[start]

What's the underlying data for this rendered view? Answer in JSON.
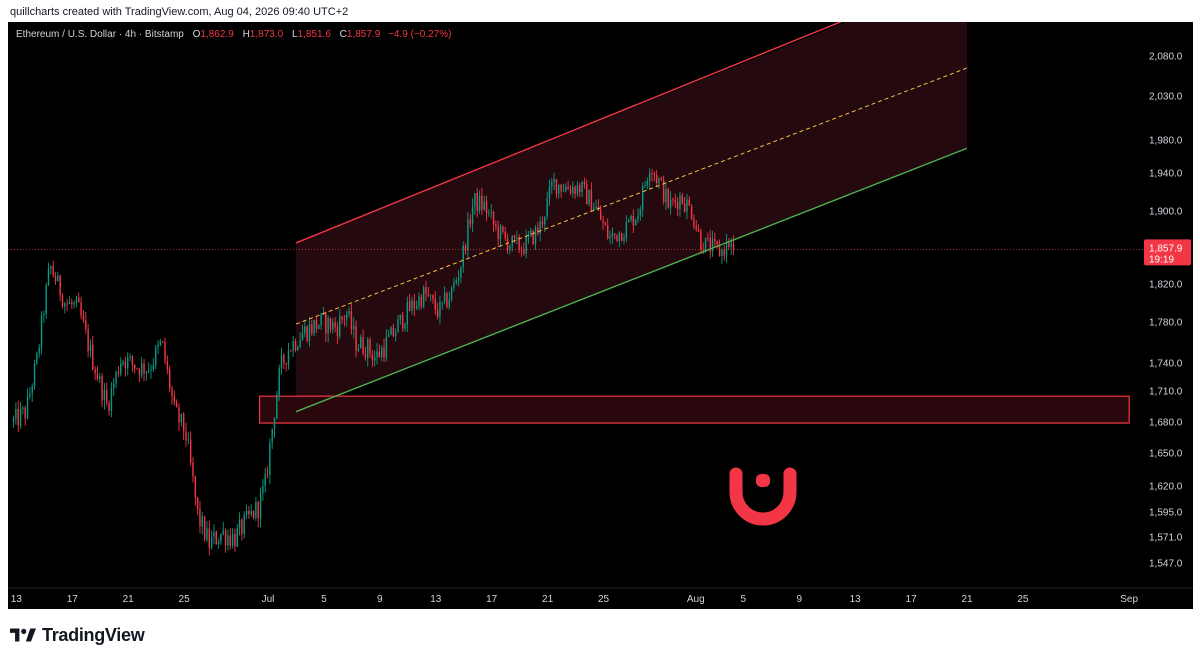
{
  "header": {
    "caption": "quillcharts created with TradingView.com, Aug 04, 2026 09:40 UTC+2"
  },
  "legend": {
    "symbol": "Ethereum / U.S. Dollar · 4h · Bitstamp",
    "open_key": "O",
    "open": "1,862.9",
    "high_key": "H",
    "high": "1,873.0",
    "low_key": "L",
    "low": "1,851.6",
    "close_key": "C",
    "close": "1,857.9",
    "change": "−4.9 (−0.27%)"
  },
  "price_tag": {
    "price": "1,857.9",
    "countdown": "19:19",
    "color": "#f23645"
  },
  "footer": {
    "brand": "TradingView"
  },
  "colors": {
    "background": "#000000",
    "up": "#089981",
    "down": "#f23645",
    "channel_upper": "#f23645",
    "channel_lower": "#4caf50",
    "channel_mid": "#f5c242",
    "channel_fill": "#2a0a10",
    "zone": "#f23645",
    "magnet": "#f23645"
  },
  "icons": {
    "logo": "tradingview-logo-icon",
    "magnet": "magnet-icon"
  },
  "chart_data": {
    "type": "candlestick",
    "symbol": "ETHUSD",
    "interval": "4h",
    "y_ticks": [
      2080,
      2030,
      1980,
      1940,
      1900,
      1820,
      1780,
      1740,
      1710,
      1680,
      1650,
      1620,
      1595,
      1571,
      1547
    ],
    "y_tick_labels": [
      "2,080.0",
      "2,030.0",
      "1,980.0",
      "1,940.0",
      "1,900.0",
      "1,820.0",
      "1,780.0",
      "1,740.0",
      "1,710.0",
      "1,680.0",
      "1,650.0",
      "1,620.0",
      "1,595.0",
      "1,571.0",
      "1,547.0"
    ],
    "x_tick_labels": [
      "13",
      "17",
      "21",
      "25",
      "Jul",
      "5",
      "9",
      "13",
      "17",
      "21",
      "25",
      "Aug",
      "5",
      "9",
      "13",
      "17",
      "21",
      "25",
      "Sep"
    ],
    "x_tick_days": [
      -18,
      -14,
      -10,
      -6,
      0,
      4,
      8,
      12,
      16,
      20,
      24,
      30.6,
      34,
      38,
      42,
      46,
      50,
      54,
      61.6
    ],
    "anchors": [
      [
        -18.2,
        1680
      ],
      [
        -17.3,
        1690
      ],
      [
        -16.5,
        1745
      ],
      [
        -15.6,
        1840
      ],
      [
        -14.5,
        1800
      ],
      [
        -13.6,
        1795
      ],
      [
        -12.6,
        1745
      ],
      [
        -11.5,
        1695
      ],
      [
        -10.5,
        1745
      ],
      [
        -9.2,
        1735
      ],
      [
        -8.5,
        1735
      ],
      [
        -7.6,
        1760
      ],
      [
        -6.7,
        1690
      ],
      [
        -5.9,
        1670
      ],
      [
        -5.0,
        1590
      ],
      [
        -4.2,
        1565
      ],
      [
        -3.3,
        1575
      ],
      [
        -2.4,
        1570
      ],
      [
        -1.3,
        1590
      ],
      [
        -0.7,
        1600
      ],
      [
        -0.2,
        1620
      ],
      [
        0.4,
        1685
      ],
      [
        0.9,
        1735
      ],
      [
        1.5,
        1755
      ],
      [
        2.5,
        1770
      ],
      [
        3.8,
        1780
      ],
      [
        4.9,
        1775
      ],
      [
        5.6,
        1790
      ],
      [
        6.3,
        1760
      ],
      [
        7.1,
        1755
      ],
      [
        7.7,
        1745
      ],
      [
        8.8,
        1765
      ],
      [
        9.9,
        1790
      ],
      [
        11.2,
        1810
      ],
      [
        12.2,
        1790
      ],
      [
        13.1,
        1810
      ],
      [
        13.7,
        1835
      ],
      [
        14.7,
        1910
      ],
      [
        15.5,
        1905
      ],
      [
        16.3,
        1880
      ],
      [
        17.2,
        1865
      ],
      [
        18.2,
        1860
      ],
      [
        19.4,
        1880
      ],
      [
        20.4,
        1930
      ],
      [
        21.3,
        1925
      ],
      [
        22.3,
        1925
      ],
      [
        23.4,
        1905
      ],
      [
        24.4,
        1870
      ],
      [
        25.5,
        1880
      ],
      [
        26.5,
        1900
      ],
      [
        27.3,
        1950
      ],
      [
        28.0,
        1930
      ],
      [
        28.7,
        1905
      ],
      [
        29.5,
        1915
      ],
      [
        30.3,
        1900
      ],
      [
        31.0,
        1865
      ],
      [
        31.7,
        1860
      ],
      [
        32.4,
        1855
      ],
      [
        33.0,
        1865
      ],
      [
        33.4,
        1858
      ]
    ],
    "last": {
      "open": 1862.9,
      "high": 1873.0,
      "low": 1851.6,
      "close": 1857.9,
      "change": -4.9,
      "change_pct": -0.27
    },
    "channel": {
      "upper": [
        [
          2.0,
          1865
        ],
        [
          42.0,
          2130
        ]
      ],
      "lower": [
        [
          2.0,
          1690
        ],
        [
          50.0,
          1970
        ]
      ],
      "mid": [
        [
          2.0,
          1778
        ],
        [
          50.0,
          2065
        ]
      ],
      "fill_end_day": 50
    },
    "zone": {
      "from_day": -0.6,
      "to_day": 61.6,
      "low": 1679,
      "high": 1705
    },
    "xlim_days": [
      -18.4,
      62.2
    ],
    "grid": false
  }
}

[end]
[start]

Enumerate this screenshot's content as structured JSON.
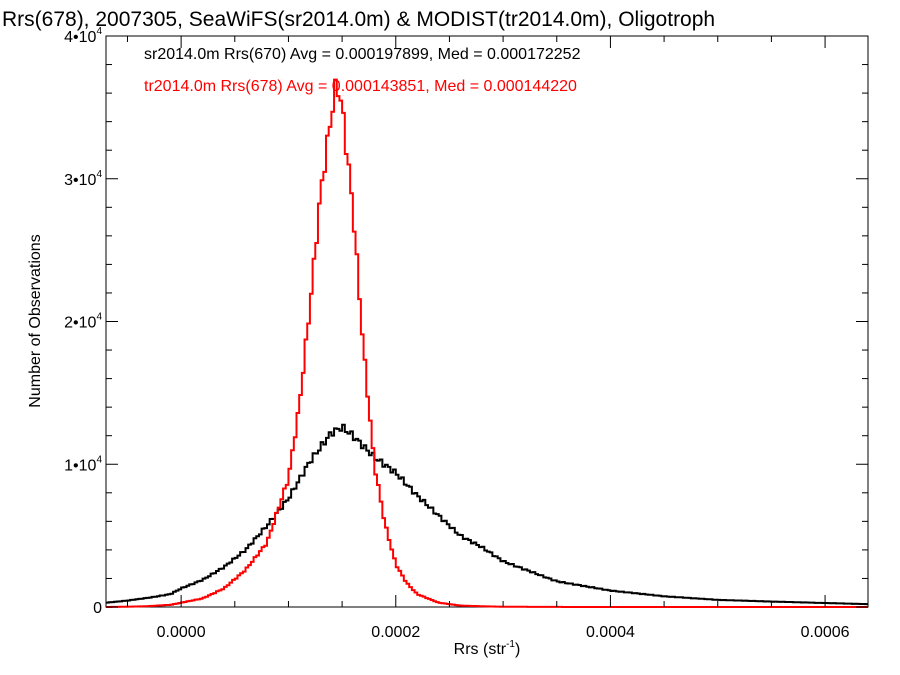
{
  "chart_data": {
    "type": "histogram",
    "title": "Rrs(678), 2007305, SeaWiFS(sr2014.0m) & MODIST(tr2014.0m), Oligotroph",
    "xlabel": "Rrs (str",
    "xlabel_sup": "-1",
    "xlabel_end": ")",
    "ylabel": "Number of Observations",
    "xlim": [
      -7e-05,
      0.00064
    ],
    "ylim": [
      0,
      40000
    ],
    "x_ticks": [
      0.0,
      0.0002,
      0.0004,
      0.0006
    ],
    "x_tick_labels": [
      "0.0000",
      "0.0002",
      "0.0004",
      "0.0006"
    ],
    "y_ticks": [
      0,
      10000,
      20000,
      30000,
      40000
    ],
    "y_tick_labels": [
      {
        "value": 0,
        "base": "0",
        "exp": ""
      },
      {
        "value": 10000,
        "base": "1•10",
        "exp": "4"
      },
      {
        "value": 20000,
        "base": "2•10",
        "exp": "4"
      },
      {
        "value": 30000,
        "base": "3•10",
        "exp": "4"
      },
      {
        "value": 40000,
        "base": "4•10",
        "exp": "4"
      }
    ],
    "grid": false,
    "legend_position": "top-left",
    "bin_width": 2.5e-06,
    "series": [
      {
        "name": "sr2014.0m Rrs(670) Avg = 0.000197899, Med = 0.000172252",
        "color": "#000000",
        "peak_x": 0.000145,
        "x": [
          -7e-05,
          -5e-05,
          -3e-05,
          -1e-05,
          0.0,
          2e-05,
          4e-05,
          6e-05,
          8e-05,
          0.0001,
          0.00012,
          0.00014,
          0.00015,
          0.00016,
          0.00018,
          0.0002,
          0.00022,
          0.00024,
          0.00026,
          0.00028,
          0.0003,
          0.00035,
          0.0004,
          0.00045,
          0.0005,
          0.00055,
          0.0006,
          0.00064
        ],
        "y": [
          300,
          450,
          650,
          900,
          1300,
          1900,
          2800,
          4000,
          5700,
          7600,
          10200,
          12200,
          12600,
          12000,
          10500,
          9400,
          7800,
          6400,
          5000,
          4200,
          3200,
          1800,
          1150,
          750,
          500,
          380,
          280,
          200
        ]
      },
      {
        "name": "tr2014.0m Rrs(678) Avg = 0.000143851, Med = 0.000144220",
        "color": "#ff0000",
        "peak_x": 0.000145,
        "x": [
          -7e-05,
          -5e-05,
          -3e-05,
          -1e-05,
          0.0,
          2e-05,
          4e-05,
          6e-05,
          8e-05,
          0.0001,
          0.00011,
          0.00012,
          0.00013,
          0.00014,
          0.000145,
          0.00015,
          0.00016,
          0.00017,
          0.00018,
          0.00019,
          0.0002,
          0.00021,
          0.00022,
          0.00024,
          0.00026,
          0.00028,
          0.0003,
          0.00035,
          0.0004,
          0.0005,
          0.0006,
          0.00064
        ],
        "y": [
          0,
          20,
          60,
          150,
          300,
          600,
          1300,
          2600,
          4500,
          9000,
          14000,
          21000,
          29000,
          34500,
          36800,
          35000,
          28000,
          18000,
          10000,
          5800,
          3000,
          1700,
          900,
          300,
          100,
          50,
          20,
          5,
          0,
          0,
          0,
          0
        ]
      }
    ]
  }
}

[end]

→ **BRIEF**
Gather each line of the listing that holds the string "name".

→ **CORRECT OUTPUT**
        "name": "sr2014.0m Rrs(670) Avg = 0.000197899, Med = 0.000172252",
        "name": "tr2014.0m Rrs(678) Avg = 0.000143851, Med = 0.000144220",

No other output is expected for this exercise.